** begin Record excerpts **

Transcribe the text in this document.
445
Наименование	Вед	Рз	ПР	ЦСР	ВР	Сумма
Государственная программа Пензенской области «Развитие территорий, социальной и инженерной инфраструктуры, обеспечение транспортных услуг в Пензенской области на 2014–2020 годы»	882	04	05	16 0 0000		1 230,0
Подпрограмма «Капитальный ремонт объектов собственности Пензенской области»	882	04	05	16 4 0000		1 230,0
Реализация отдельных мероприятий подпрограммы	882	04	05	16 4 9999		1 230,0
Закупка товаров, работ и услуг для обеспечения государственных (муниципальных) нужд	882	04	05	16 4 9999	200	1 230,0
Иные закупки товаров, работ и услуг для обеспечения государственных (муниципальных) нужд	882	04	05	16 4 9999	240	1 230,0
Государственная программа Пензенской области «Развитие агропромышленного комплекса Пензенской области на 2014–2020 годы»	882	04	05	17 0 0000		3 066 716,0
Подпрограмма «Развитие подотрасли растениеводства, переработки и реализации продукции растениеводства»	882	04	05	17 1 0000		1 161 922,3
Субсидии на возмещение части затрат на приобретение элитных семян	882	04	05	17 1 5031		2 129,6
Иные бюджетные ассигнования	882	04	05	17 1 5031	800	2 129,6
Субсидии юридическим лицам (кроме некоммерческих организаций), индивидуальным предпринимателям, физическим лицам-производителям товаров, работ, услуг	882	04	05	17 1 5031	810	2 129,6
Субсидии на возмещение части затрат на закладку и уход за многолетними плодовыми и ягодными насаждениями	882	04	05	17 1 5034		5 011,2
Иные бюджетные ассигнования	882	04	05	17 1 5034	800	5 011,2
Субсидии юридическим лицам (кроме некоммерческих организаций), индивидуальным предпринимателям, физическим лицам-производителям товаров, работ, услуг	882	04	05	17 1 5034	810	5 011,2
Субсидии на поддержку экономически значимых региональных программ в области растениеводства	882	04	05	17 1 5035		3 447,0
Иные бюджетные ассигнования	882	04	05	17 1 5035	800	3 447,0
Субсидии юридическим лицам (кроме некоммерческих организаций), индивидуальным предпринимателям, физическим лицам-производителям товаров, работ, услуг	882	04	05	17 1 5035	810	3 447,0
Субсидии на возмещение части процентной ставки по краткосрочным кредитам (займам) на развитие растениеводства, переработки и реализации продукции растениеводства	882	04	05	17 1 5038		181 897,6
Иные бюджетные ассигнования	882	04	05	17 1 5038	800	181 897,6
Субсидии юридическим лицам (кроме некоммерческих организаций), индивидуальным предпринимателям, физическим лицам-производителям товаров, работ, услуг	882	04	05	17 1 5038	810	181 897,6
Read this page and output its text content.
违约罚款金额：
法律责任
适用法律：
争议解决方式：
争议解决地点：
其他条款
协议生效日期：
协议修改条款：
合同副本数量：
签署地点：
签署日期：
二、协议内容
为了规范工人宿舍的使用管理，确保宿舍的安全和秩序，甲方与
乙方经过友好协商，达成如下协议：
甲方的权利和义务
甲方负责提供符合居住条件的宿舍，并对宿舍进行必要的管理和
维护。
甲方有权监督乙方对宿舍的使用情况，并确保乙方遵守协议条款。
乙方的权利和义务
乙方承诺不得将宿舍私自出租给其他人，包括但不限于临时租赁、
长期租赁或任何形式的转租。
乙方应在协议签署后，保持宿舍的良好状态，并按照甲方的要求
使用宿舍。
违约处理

** end Record excerpts **

### Exercise requirements
Your output consists solely of the lines from the one with "Read this page and output its text content." through the last line, copied exactly.

### Exercise solution
Read this page and output its text content.
违约罚款金额：
法律责任
适用法律：
争议解决方式：
争议解决地点：
其他条款
协议生效日期：
协议修改条款：
合同副本数量：
签署地点：
签署日期：
二、协议内容
为了规范工人宿舍的使用管理，确保宿舍的安全和秩序，甲方与
乙方经过友好协商，达成如下协议：
甲方的权利和义务
甲方负责提供符合居住条件的宿舍，并对宿舍进行必要的管理和
维护。
甲方有权监督乙方对宿舍的使用情况，并确保乙方遵守协议条款。
乙方的权利和义务
乙方承诺不得将宿舍私自出租给其他人，包括但不限于临时租赁、
长期租赁或任何形式的转租。
乙方应在协议签署后，保持宿舍的良好状态，并按照甲方的要求
使用宿舍。
违约处理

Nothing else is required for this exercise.